• [SELECTION]:

I’m older than a lot of people who are awake. That means I was around in the days when America still felt like America. We had a Memorial Day parade every year in grade school, and we’d walk down the suburban streets near the school waving flags and eating popsicles. We said the Pledge of Allegience everyday and we learned about the importance of Democracy throughout my years of schooling. Yeah, I was the generation that played outside until the street lights came on and cartoons only came on Saturday mornings. Nobody had much materially back then, but in hindsight, I realize we had so much more than we knew.
I see what we’ve lost already since those days, maybe with a clearer view than younger folks. I’m coming from a different point of view. I remember the America where someone came out and pumped your gas and wiped your windshield and said, “Sure is a beautiful day.” I miss the simplicity of life back then, when your father worked at the same company his whole life and your mother stayed home and made you a sandwhich when you came home from school. Oh, sure, America still had a lot to learn back then, and there were things we needed to fix, but we knew who we were as a people and we were united in our declaration that to be and live free was the most important thing in life.

• [DATA SHOWN]:
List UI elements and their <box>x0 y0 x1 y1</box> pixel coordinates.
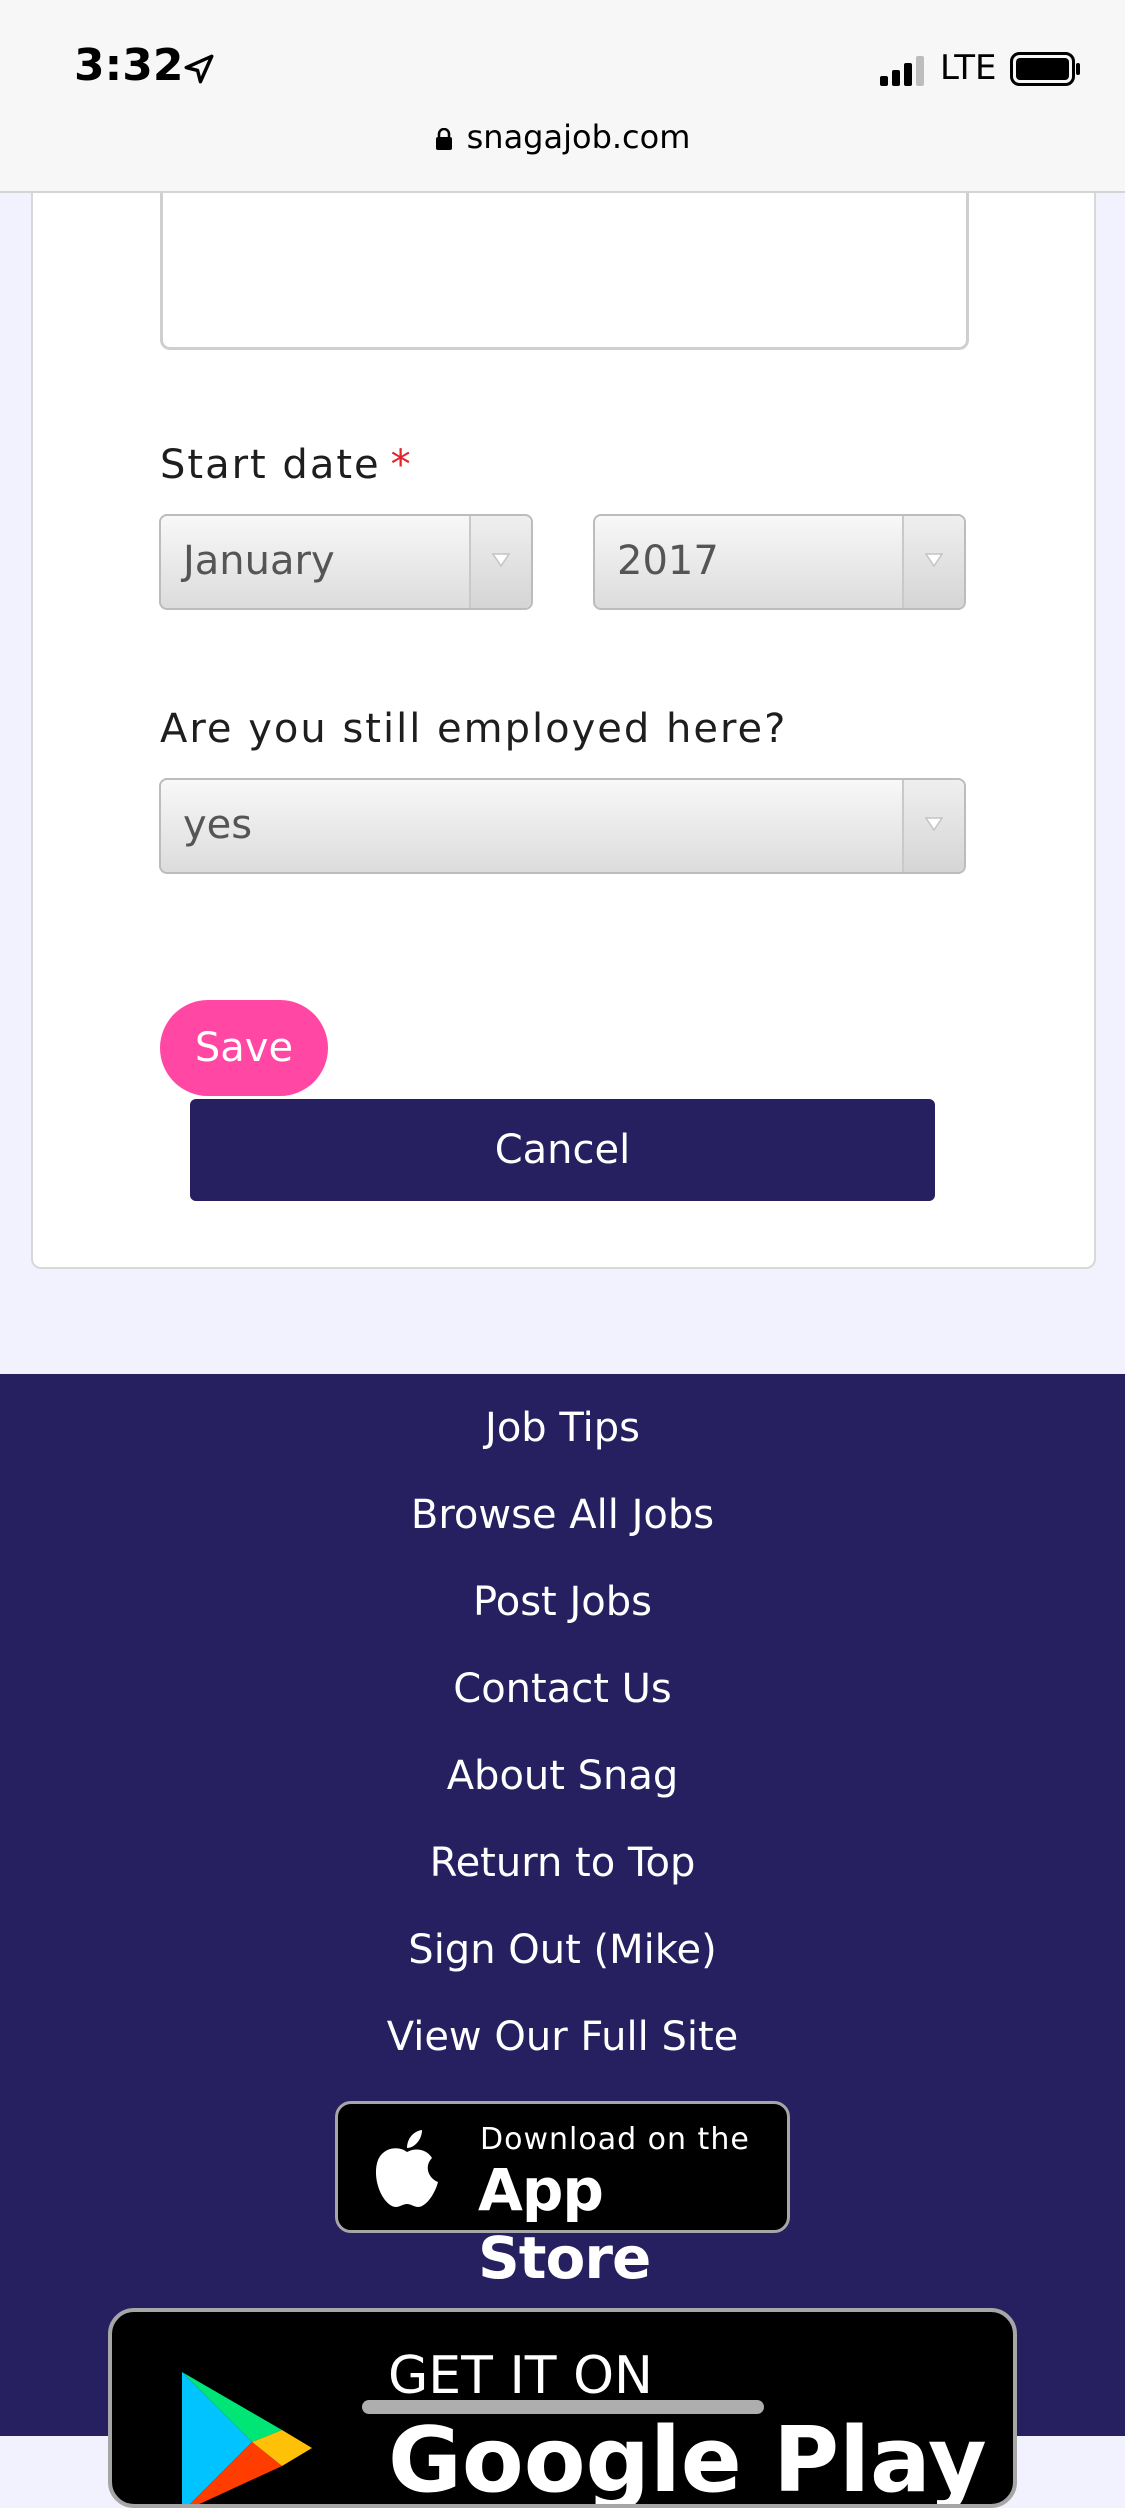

• [PROBLEMS TO SOLVE]:
• a. List each thing the essay says the person at the gas station did.
• b. Please copy the part of the essay above that opens with the words containing "I see what we’ve" and closes with "thing in life.".
• c. Answer these questions from the essay, one per line:
(i) What parade did the grade school hold every year?
(ii) According to the essay, when did cartoons come on?
(iii) Where did the father work, according to the essay?

• [SOLUTIONS PER TASK]:
• a.
- Pumped your gas
- Wiped your windshield
- Said, "Sure is a beautiful day."

• b.
I see what we’ve lost already since those days, maybe with a clearer view than younger folks. I’m coming from a different point of view. I remember the America where someone came out and pumped your gas and wiped your windshield and said, “Sure is a beautiful day.” I miss the simplicity of life back then, when your father worked at the same company his whole life and your mother stayed home and made you a sandwhich when you came home from school. Oh, sure, America still had a lot to learn back then, and there were things we needed to fix, but we knew who we were as a people and we were united in our declaration that to be and live free was the most important thing in life.

• c.
(i) A Memorial Day parade
(ii) Only on Saturday mornings
(iii) At the same company his whole life